◆ **Activity**:
Every entry below must be copied exactly, with nothing left out.

━━ Provided data

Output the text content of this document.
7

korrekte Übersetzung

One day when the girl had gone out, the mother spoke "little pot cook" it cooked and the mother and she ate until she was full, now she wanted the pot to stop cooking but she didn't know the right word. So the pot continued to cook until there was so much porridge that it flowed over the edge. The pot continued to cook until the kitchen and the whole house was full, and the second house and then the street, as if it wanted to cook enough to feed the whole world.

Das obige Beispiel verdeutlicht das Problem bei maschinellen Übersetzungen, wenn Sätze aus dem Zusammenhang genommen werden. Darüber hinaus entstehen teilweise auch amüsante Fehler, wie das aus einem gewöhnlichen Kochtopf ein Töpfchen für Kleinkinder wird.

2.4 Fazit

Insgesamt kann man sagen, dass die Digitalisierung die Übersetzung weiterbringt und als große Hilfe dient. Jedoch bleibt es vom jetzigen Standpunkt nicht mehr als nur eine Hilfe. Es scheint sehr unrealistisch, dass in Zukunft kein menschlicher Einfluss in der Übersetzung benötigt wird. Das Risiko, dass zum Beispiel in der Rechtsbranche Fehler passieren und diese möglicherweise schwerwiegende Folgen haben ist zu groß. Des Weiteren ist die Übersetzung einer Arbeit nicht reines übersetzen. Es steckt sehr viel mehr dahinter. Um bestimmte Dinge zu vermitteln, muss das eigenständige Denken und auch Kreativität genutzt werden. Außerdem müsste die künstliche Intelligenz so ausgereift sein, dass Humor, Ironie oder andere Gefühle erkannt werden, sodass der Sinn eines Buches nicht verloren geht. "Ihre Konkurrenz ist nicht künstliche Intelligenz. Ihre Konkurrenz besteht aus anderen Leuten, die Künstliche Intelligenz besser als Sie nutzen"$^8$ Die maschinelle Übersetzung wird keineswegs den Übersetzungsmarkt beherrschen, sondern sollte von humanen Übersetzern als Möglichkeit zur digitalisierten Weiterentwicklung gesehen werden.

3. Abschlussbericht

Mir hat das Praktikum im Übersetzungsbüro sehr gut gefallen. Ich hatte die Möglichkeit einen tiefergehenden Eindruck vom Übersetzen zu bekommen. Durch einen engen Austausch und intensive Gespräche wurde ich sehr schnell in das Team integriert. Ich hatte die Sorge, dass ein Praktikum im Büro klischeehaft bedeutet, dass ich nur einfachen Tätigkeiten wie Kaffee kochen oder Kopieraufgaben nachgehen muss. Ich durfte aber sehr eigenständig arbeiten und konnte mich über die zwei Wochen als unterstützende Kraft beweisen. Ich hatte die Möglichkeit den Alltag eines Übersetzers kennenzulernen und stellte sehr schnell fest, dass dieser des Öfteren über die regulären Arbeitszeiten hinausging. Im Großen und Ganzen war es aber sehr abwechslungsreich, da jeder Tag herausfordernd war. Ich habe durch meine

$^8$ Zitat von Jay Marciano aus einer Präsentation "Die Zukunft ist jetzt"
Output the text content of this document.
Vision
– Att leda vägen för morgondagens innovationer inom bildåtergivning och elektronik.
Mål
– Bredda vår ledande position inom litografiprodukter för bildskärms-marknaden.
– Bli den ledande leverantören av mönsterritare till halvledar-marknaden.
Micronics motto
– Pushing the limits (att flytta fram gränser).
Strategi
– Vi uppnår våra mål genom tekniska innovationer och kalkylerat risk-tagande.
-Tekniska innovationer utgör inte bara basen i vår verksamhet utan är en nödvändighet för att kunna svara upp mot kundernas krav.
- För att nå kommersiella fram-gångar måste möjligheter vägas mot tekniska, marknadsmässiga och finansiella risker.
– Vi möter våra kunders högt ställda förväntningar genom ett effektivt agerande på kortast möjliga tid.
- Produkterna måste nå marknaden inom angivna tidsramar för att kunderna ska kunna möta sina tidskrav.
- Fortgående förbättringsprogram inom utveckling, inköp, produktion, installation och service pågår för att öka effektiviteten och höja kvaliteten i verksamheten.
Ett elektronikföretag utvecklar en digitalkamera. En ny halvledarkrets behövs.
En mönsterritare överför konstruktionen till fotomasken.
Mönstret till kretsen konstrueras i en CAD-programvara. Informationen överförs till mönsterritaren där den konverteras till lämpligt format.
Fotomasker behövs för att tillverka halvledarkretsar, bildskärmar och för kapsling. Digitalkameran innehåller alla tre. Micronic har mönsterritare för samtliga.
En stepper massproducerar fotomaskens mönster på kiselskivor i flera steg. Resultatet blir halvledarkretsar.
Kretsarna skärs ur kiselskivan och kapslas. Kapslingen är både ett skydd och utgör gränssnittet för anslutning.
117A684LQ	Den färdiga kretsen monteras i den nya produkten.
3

━━━━

◆ **Answer to this exercise**:
Output the text content of this document.
7

korrekte Übersetzung

One day when the girl had gone out, the mother spoke "little pot cook" it cooked and the mother and she ate until she was full, now she wanted the pot to stop cooking but she didn't know the right word. So the pot continued to cook until there was so much porridge that it flowed over the edge. The pot continued to cook until the kitchen and the whole house was full, and the second house and then the street, as if it wanted to cook enough to feed the whole world.

Das obige Beispiel verdeutlicht das Problem bei maschinellen Übersetzungen, wenn Sätze aus dem Zusammenhang genommen werden. Darüber hinaus entstehen teilweise auch amüsante Fehler, wie das aus einem gewöhnlichen Kochtopf ein Töpfchen für Kleinkinder wird.

2.4 Fazit

Insgesamt kann man sagen, dass die Digitalisierung die Übersetzung weiterbringt und als große Hilfe dient. Jedoch bleibt es vom jetzigen Standpunkt nicht mehr als nur eine Hilfe. Es scheint sehr unrealistisch, dass in Zukunft kein menschlicher Einfluss in der Übersetzung benötigt wird. Das Risiko, dass zum Beispiel in der Rechtsbranche Fehler passieren und diese möglicherweise schwerwiegende Folgen haben ist zu groß. Des Weiteren ist die Übersetzung einer Arbeit nicht reines übersetzen. Es steckt sehr viel mehr dahinter. Um bestimmte Dinge zu vermitteln, muss das eigenständige Denken und auch Kreativität genutzt werden. Außerdem müsste die künstliche Intelligenz so ausgereift sein, dass Humor, Ironie oder andere Gefühle erkannt werden, sodass der Sinn eines Buches nicht verloren geht. "Ihre Konkurrenz ist nicht künstliche Intelligenz. Ihre Konkurrenz besteht aus anderen Leuten, die Künstliche Intelligenz besser als Sie nutzen"$^8$ Die maschinelle Übersetzung wird keineswegs den Übersetzungsmarkt beherrschen, sondern sollte von humanen Übersetzern als Möglichkeit zur digitalisierten Weiterentwicklung gesehen werden.

3. Abschlussbericht

Mir hat das Praktikum im Übersetzungsbüro sehr gut gefallen. Ich hatte die Möglichkeit einen tiefergehenden Eindruck vom Übersetzen zu bekommen. Durch einen engen Austausch und intensive Gespräche wurde ich sehr schnell in das Team integriert. Ich hatte die Sorge, dass ein Praktikum im Büro klischeehaft bedeutet, dass ich nur einfachen Tätigkeiten wie Kaffee kochen oder Kopieraufgaben nachgehen muss. Ich durfte aber sehr eigenständig arbeiten und konnte mich über die zwei Wochen als unterstützende Kraft beweisen. Ich hatte die Möglichkeit den Alltag eines Übersetzers kennenzulernen und stellte sehr schnell fest, dass dieser des Öfteren über die regulären Arbeitszeiten hinausging. Im Großen und Ganzen war es aber sehr abwechslungsreich, da jeder Tag herausfordernd war. Ich habe durch meine

$^8$ Zitat von Jay Marciano aus einer Präsentation "Die Zukunft ist jetzt"
Output the text content of this document.
Vision
– Att leda vägen för morgondagens innovationer inom bildåtergivning och elektronik.
Mål
– Bredda vår ledande position inom litografiprodukter för bildskärms-marknaden.
– Bli den ledande leverantören av mönsterritare till halvledar-marknaden.
Micronics motto
– Pushing the limits (att flytta fram gränser).
Strategi
– Vi uppnår våra mål genom tekniska innovationer och kalkylerat risk-tagande.
-Tekniska innovationer utgör inte bara basen i vår verksamhet utan är en nödvändighet för att kunna svara upp mot kundernas krav.
- För att nå kommersiella fram-gångar måste möjligheter vägas mot tekniska, marknadsmässiga och finansiella risker.
– Vi möter våra kunders högt ställda förväntningar genom ett effektivt agerande på kortast möjliga tid.
- Produkterna måste nå marknaden inom angivna tidsramar för att kunderna ska kunna möta sina tidskrav.
- Fortgående förbättringsprogram inom utveckling, inköp, produktion, installation och service pågår för att öka effektiviteten och höja kvaliteten i verksamheten.
Ett elektronikföretag utvecklar en digitalkamera. En ny halvledarkrets behövs.
En mönsterritare överför konstruktionen till fotomasken.
Mönstret till kretsen konstrueras i en CAD-programvara. Informationen överförs till mönsterritaren där den konverteras till lämpligt format.
Fotomasker behövs för att tillverka halvledarkretsar, bildskärmar och för kapsling. Digitalkameran innehåller alla tre. Micronic har mönsterritare för samtliga.
En stepper massproducerar fotomaskens mönster på kiselskivor i flera steg. Resultatet blir halvledarkretsar.
Kretsarna skärs ur kiselskivan och kapslas. Kapslingen är både ett skydd och utgör gränssnittet för anslutning.
117A684LQ	Den färdiga kretsen monteras i den nya produkten.
3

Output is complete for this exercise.